■ **Direction**:
Convert the listing, from its first line up to and including the line with "legend-label-near-mastery-level: Near Mastery", into a Markdown table with the columns No. and Line. Number each row and omit any blank lines.

+===+

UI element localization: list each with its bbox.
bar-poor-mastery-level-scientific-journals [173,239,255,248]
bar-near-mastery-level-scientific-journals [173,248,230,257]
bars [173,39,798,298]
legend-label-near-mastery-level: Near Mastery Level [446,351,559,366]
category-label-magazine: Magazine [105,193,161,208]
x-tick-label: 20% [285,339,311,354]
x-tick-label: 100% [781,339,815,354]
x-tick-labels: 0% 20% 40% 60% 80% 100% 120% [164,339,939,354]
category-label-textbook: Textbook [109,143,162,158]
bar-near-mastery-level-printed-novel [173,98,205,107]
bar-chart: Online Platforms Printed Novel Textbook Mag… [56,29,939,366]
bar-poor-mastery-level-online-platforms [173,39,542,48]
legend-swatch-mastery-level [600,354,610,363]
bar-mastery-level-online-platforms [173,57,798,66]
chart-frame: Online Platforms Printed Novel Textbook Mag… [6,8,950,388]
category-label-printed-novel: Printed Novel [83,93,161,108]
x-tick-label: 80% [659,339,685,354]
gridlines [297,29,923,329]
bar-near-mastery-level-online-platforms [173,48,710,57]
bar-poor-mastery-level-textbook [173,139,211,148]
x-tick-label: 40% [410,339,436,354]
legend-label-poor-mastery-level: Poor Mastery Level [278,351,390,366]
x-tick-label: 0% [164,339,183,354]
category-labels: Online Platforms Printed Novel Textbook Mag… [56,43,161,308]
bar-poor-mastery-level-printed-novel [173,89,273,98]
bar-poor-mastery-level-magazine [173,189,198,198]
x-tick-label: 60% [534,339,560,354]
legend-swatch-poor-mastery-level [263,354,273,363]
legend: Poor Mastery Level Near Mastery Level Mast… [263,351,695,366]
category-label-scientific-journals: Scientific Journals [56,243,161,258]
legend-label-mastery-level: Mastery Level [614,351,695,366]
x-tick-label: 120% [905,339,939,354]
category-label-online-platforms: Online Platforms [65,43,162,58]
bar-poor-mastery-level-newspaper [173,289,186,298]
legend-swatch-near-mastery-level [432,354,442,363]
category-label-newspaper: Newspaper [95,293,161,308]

+===+

■ **Answer**:
| No. | Line |
|---|---|
| 1 | UI element localization: list each with its bbox. |
| 2 | bar-poor-mastery-level-scientific-journals [173,239,255,248] |
| 3 | bar-near-mastery-level-scientific-journals [173,248,230,257] |
| 4 | bars [173,39,798,298] |
| 5 | legend-label-near-mastery-level: Near Mastery Level [446,351,559,366] |